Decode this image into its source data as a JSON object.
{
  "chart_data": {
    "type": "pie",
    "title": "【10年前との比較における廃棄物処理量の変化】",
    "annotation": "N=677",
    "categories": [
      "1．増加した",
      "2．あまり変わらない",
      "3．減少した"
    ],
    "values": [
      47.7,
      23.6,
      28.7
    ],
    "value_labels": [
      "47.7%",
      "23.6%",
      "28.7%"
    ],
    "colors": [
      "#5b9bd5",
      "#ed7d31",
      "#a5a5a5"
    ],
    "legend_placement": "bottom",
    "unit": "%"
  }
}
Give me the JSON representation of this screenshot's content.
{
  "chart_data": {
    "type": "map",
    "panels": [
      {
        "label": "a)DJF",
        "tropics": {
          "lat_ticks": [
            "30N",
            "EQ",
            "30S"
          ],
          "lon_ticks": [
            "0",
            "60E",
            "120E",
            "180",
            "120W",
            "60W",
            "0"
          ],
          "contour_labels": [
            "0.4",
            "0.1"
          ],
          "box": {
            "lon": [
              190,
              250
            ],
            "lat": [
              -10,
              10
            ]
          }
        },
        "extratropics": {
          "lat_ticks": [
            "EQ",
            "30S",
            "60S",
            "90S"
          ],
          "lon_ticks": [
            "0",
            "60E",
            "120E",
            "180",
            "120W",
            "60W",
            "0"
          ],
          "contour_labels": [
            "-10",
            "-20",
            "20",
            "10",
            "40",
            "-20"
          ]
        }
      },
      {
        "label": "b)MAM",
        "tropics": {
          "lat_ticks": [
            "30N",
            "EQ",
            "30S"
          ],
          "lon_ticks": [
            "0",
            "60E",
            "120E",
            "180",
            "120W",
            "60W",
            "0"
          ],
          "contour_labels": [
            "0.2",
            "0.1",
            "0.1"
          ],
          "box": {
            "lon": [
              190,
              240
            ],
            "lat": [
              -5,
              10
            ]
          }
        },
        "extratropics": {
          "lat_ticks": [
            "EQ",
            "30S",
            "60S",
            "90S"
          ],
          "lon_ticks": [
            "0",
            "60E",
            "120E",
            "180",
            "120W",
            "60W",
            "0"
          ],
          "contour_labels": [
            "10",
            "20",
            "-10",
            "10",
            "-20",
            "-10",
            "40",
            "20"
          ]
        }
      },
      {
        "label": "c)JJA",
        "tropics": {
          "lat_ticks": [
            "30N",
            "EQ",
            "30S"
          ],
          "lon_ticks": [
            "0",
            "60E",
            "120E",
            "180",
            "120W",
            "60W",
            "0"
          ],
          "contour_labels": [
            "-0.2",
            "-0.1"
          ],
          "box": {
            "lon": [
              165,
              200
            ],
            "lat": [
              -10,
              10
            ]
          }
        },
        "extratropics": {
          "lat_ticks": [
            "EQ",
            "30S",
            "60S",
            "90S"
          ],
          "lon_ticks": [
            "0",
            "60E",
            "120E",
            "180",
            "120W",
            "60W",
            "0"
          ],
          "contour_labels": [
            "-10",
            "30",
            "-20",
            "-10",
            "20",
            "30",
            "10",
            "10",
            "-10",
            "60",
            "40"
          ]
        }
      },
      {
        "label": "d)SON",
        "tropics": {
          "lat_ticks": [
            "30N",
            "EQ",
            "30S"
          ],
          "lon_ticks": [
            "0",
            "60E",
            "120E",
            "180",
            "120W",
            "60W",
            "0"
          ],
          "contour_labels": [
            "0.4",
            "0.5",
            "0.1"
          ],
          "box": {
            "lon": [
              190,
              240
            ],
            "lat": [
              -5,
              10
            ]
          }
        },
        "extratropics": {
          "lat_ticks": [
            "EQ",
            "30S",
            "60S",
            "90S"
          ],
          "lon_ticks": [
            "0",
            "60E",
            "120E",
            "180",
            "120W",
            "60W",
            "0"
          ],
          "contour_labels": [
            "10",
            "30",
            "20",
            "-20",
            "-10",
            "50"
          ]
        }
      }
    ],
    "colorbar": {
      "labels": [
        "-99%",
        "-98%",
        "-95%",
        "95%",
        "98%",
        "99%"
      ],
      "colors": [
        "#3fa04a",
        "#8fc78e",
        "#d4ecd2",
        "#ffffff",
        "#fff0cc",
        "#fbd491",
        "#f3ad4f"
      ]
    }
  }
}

*Description of the task:*
Reproduce the whole listing word for word.

*The result:*
Decode this image into its source data as a JSON object.
{
  "chart_data": {
    "type": "pie",
    "title": "【10年前との比較における廃棄物処理量の変化】",
    "annotation": "N=677",
    "categories": [
      "1．増加した",
      "2．あまり変わらない",
      "3．減少した"
    ],
    "values": [
      47.7,
      23.6,
      28.7
    ],
    "value_labels": [
      "47.7%",
      "23.6%",
      "28.7%"
    ],
    "colors": [
      "#5b9bd5",
      "#ed7d31",
      "#a5a5a5"
    ],
    "legend_placement": "bottom",
    "unit": "%"
  }
}
Give me the JSON representation of this screenshot's content.
{
  "chart_data": {
    "type": "map",
    "panels": [
      {
        "label": "a)DJF",
        "tropics": {
          "lat_ticks": [
            "30N",
            "EQ",
            "30S"
          ],
          "lon_ticks": [
            "0",
            "60E",
            "120E",
            "180",
            "120W",
            "60W",
            "0"
          ],
          "contour_labels": [
            "0.4",
            "0.1"
          ],
          "box": {
            "lon": [
              190,
              250
            ],
            "lat": [
              -10,
              10
            ]
          }
        },
        "extratropics": {
          "lat_ticks": [
            "EQ",
            "30S",
            "60S",
            "90S"
          ],
          "lon_ticks": [
            "0",
            "60E",
            "120E",
            "180",
            "120W",
            "60W",
            "0"
          ],
          "contour_labels": [
            "-10",
            "-20",
            "20",
            "10",
            "40",
            "-20"
          ]
        }
      },
      {
        "label": "b)MAM",
        "tropics": {
          "lat_ticks": [
            "30N",
            "EQ",
            "30S"
          ],
          "lon_ticks": [
            "0",
            "60E",
            "120E",
            "180",
            "120W",
            "60W",
            "0"
          ],
          "contour_labels": [
            "0.2",
            "0.1",
            "0.1"
          ],
          "box": {
            "lon": [
              190,
              240
            ],
            "lat": [
              -5,
              10
            ]
          }
        },
        "extratropics": {
          "lat_ticks": [
            "EQ",
            "30S",
            "60S",
            "90S"
          ],
          "lon_ticks": [
            "0",
            "60E",
            "120E",
            "180",
            "120W",
            "60W",
            "0"
          ],
          "contour_labels": [
            "10",
            "20",
            "-10",
            "10",
            "-20",
            "-10",
            "40",
            "20"
          ]
        }
      },
      {
        "label": "c)JJA",
        "tropics": {
          "lat_ticks": [
            "30N",
            "EQ",
            "30S"
          ],
          "lon_ticks": [
            "0",
            "60E",
            "120E",
            "180",
            "120W",
            "60W",
            "0"
          ],
          "contour_labels": [
            "-0.2",
            "-0.1"
          ],
          "box": {
            "lon": [
              165,
              200
            ],
            "lat": [
              -10,
              10
            ]
          }
        },
        "extratropics": {
          "lat_ticks": [
            "EQ",
            "30S",
            "60S",
            "90S"
          ],
          "lon_ticks": [
            "0",
            "60E",
            "120E",
            "180",
            "120W",
            "60W",
            "0"
          ],
          "contour_labels": [
            "-10",
            "30",
            "-20",
            "-10",
            "20",
            "30",
            "10",
            "10",
            "-10",
            "60",
            "40"
          ]
        }
      },
      {
        "label": "d)SON",
        "tropics": {
          "lat_ticks": [
            "30N",
            "EQ",
            "30S"
          ],
          "lon_ticks": [
            "0",
            "60E",
            "120E",
            "180",
            "120W",
            "60W",
            "0"
          ],
          "contour_labels": [
            "0.4",
            "0.5",
            "0.1"
          ],
          "box": {
            "lon": [
              190,
              240
            ],
            "lat": [
              -5,
              10
            ]
          }
        },
        "extratropics": {
          "lat_ticks": [
            "EQ",
            "30S",
            "60S",
            "90S"
          ],
          "lon_ticks": [
            "0",
            "60E",
            "120E",
            "180",
            "120W",
            "60W",
            "0"
          ],
          "contour_labels": [
            "10",
            "30",
            "20",
            "-20",
            "-10",
            "50"
          ]
        }
      }
    ],
    "colorbar": {
      "labels": [
        "-99%",
        "-98%",
        "-95%",
        "95%",
        "98%",
        "99%"
      ],
      "colors": [
        "#3fa04a",
        "#8fc78e",
        "#d4ecd2",
        "#ffffff",
        "#fff0cc",
        "#fbd491",
        "#f3ad4f"
      ]
    }
  }
}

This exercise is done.